## [TEXTE À ANALYSER]
──────

La procédure a été communiquée au préfet du Val-d’Oise qui n’a pas produit d’observations.

Vu les autres pièces du dossier.

Vu le code de justice administrative.

Les parties ont été régulièrement averties du jour de l’audience.

Ont été entendus au cours de l’audience publique :
- le rapport de Mme Lorin,
- les conclusions de M. Sibilli, rapporteur public,
- et les observations de Me Videau, représentant M. B....


Considérant ce qui suit :

Sur les conclusions à fin d’injonction sous astreinte :

1. Aux termes de l’article L. 911-4 du code de justice administrative : « En cas d’inexécution d’un jugement ou d’un arrêt définitif, la partie intéressée peut demander au tribunal administratif ou à la cour administrative d’appel qui a rendu la décision d’en assurer l’exécution. (…) Si le jugement ou l'arrêt dont l'exécution est demandée n'a pas défini les mesures d'exécution, la juridiction saisie procède à cette définition. Elle peut fixer un délai d'exécution et prononcer une astreinte (…) ».

2. L’article 2 du jugement du tribunal administratif de Melun du 1er décembre 2022 a enjoint au préfet territorialement compétent de délivrer à M. B... un titre de séjour portant la mention « vie privée et familiale », dans le délai de deux mois à compter de la notification du jugement.

3. Il résulte de l’instruction que le préfet du Val-d’Oise, territorialement compétent, n’a pas procédé à la délivrance de ce titre de séjour à l’issue de la période de deux mois suivant la notification du jugement du 1er décembre 2022 et, en l’absence d’observations, ne fait état d’aucun motif qui aurait pu y faire obstacle.

──────

## [DONNÉES]
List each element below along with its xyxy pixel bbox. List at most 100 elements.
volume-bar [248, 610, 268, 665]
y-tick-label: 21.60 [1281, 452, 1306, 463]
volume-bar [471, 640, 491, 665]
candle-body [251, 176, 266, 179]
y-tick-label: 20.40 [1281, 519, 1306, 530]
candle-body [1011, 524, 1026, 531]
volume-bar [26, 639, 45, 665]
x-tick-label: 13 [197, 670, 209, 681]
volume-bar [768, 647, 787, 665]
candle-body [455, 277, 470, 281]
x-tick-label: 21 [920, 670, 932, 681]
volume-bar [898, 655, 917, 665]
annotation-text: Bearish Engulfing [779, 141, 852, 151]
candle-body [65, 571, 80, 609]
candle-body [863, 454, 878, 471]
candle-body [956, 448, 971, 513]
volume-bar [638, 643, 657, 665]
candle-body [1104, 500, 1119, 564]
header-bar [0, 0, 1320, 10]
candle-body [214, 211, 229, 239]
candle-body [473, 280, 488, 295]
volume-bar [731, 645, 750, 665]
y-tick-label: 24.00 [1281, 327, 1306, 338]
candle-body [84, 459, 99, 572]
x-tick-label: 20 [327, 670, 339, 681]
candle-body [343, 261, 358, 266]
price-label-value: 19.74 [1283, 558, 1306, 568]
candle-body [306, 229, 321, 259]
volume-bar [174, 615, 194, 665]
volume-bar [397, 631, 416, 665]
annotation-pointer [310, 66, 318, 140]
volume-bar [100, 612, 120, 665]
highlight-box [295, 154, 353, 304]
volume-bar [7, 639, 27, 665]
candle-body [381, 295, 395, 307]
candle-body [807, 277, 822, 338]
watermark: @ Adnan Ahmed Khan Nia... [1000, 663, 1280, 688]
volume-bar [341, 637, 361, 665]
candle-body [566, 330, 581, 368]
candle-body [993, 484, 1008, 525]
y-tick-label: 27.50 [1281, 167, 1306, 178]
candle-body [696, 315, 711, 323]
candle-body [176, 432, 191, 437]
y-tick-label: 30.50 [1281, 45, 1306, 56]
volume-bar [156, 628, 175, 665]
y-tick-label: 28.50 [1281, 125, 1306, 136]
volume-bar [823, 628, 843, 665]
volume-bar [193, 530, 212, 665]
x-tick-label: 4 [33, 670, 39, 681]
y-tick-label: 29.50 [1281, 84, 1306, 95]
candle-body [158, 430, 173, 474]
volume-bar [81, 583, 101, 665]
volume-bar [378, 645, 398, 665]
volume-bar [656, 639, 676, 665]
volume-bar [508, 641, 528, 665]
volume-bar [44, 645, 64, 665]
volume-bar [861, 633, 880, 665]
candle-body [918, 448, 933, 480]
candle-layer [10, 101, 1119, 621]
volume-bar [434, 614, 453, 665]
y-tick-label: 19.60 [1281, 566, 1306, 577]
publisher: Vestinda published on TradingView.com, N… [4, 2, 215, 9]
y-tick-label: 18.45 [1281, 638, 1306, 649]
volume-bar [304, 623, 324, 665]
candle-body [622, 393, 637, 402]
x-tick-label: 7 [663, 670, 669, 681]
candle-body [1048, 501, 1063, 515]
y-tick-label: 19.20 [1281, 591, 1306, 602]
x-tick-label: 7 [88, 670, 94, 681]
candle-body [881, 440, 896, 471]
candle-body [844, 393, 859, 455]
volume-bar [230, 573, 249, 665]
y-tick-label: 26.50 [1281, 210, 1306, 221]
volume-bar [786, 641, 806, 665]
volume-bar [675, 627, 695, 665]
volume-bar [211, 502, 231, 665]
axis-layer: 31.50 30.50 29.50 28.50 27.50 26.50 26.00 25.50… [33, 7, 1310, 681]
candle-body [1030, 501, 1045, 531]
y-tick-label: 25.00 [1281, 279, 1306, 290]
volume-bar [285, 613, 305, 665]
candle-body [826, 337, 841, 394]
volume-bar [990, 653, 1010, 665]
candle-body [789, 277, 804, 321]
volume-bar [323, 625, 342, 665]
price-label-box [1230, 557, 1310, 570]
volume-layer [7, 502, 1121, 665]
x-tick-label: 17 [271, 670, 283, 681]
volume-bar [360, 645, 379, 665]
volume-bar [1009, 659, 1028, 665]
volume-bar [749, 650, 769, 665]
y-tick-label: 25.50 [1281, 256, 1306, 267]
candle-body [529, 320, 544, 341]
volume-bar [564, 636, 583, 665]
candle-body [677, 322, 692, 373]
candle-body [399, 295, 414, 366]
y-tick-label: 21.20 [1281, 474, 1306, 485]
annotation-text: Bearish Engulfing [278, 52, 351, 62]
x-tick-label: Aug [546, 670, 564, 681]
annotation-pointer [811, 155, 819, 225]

──────

## [CONSIGNE DE TRAVAIL A]
Reformulez plus brièvement le paragraphe de la décision de justice qui commence par « Il résulte de l’instruction », sans en perdre les faits principaux.
## [CONSIGNE DE TRAVAIL B]
Rédigez la suite de la décision de justice à partir de sa dernière phrase.

## [RÉPONSE A]
Le préfet du Val-d’Oise, territorialement compétent, n’a pas délivré le titre de séjour dans les deux mois suivant la notification du jugement du 1er décembre 2022. Faute d’observations, il n’invoque aucun motif qui l’en aurait empêché.

## [RÉPONSE B]
4. Dans ces conditions, le préfet du Val-d’Oise ne pouvant être regardé comme ayant exécuté le jugement du tribunal administratif de Melun, il y a lieu de lui enjoindre de procéder à la délivrance d’un titre de séjour à M. B... dans le délai d’un mois à compter de la notification du présent arrêt. Dans les circonstances de l’espèce, il y a lieu de prononcer à l’encontre de l’Etat une astreinte de 50 euros par jour de retard s’il n’est pas justifié de l’exécution de cet arrêt dans les délais impartis jusqu’à la date à laquelle il aura reçu exécution.

Sur les frais liés à l’instance :

5. Il y a lieu, dans les circonstances de l’espèce, de mettre à la charge de l’Etat le versement à M. B... d’une somme de 1 200 euros au titre de l’article L. 761-1 du code de justice administrative.


D E C I D E :


Article 1er : Il est enjoint au préfet du Val-d’Oise de délivrer à M. B... un titre de séjour portant la mention « vie privée et familiale », dans le délai d’un mois à compter de la notification du présent arrêt.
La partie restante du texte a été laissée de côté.